→ SET EXERCISE
Gather every line of the entries that includes the word "name".

→ PROVIDED RECORDS
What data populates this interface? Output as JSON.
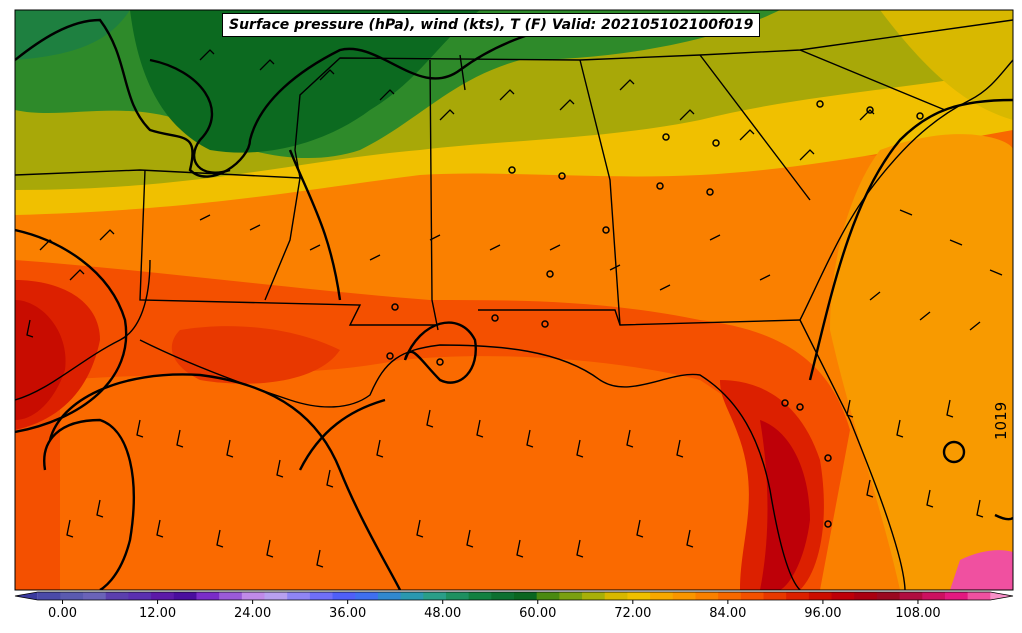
{
  "title": "Surface pressure (hPa), wind (kts), T (F) Valid: 202105102100f019",
  "isobar_label": "1019",
  "colorbar": {
    "min": -6,
    "max": 120,
    "step": 3,
    "ticks": [
      {
        "value": 0,
        "label": "0.00"
      },
      {
        "value": 12,
        "label": "12.00"
      },
      {
        "value": 24,
        "label": "24.00"
      },
      {
        "value": 36,
        "label": "36.00"
      },
      {
        "value": 48,
        "label": "48.00"
      },
      {
        "value": 60,
        "label": "60.00"
      },
      {
        "value": 72,
        "label": "72.00"
      },
      {
        "value": 84,
        "label": "84.00"
      },
      {
        "value": 96,
        "label": "96.00"
      },
      {
        "value": 108,
        "label": "108.00"
      }
    ],
    "colors": [
      "#3b3a9e",
      "#4a4aa8",
      "#5a5ab0",
      "#6a63b8",
      "#5b3fae",
      "#5a2fb0",
      "#5c1aa8",
      "#4a0e9e",
      "#7a2cc8",
      "#9a5ad8",
      "#c08ae8",
      "#b8a0f0",
      "#8f85f4",
      "#6f6ff8",
      "#4f5ff8",
      "#3f6ff0",
      "#3088d0",
      "#2a98b0",
      "#2a9e88",
      "#1e9060",
      "#128040",
      "#0c7030",
      "#0a6620",
      "#4a8a10",
      "#7aa010",
      "#a8b008",
      "#d8b800",
      "#f0c000",
      "#f8a800",
      "#fa9600",
      "#fa8000",
      "#f86800",
      "#f45000",
      "#e83800",
      "#dc2000",
      "#cc0c00",
      "#be0008",
      "#aa0010",
      "#9a0820",
      "#b00c40",
      "#cc1060",
      "#e41880",
      "#f050a0",
      "#f890c8"
    ]
  }
}
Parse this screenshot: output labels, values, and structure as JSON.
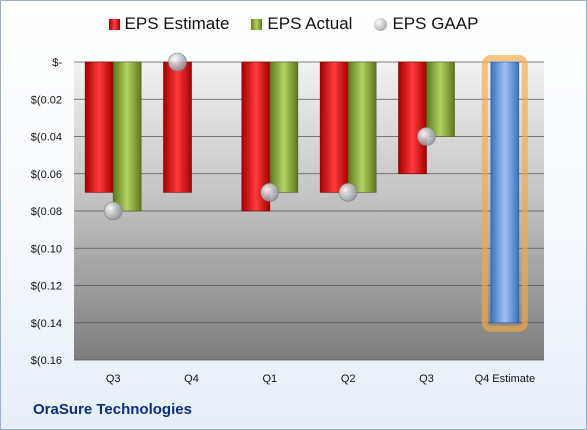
{
  "title": "OraSure Technologies",
  "colors": {
    "estimate": "#e02020",
    "actual": "#92b540",
    "gaap": "#b9bcc2",
    "projection": "#5b8fd8",
    "projection_glow": "#f7a93c"
  },
  "chart_data": {
    "type": "bar",
    "categories": [
      "Q3",
      "Q4",
      "Q1",
      "Q2",
      "Q3",
      "Q4 Estimate"
    ],
    "series": [
      {
        "name": "EPS Estimate",
        "values": [
          -0.07,
          -0.07,
          -0.08,
          -0.07,
          -0.06,
          -0.14
        ]
      },
      {
        "name": "EPS Actual",
        "values": [
          -0.08,
          null,
          -0.07,
          -0.07,
          -0.04,
          null
        ]
      },
      {
        "name": "EPS GAAP",
        "values": [
          -0.08,
          0.0,
          -0.07,
          -0.07,
          -0.04,
          null
        ]
      }
    ],
    "ylim": [
      -0.16,
      0
    ],
    "yticks": [
      0,
      -0.02,
      -0.04,
      -0.06,
      -0.08,
      -0.1,
      -0.12,
      -0.14,
      -0.16
    ],
    "ytick_labels": [
      "$-",
      "$(0.02",
      "$(0.04",
      "$(0.06",
      "$(0.08",
      "$(0.10",
      "$(0.12",
      "$(0.14",
      "$(0.16"
    ],
    "grid": true,
    "legend_position": "top-center"
  }
}
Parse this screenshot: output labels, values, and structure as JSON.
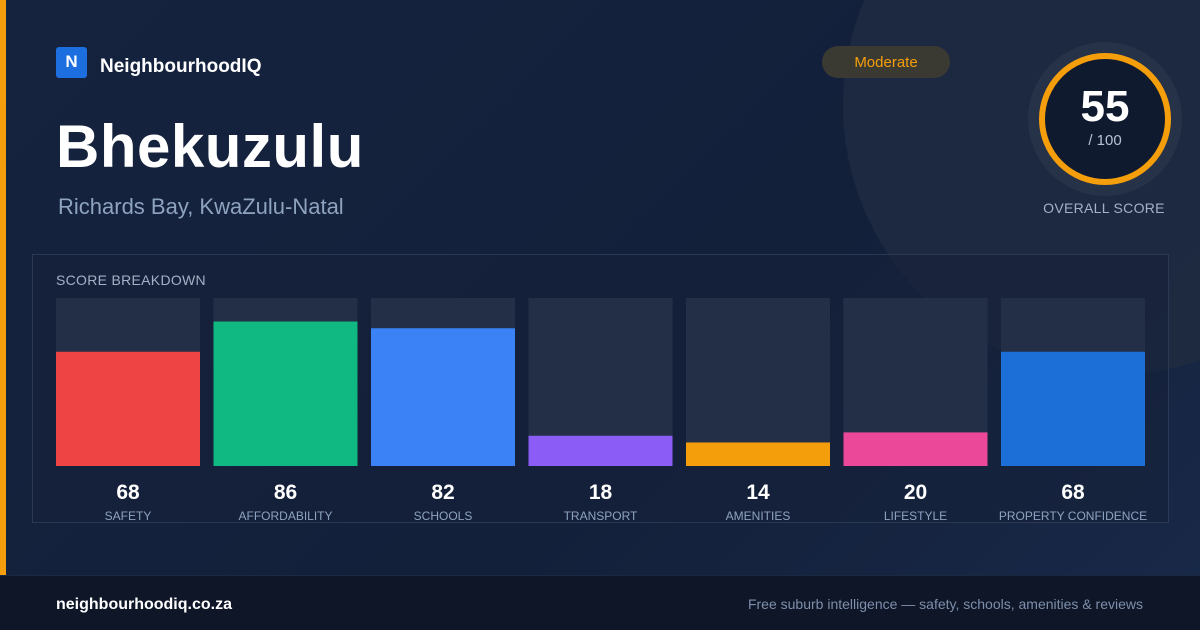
{
  "brand": {
    "logo_letter": "N",
    "name": "NeighbourhoodIQ"
  },
  "suburb": {
    "name": "Bhekuzulu",
    "location": "Richards Bay, KwaZulu-Natal"
  },
  "badge": {
    "label": "Moderate",
    "color": "#f59e0b"
  },
  "overall": {
    "score": "55",
    "max": "/ 100",
    "label": "OVERALL SCORE",
    "fraction": 0.55,
    "ring_color": "#f59e0b"
  },
  "footer": {
    "url": "neighbourhoodiq.co.za",
    "tagline": "Free suburb intelligence — safety, schools, amenities & reviews"
  },
  "chart_data": {
    "type": "bar",
    "title": "SCORE BREAKDOWN",
    "ylim": [
      0,
      100
    ],
    "categories": [
      "SAFETY",
      "AFFORDABILITY",
      "SCHOOLS",
      "TRANSPORT",
      "AMENITIES",
      "LIFESTYLE",
      "PROPERTY CONFIDENCE"
    ],
    "values": [
      68,
      86,
      82,
      18,
      14,
      20,
      68
    ],
    "colors": [
      "#ef4444",
      "#10b981",
      "#3b82f6",
      "#8b5cf6",
      "#f59e0b",
      "#ec4899",
      "#1d6fd8"
    ],
    "track_color": "#222f47",
    "grid": false
  }
}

→ WRITTEN REPLY
        "name": "EPS Estimate",
        "name": "EPS Actual",
        "name": "EPS GAAP",
    "name": "NeighbourhoodIQ"
    "name": "Bhekuzulu",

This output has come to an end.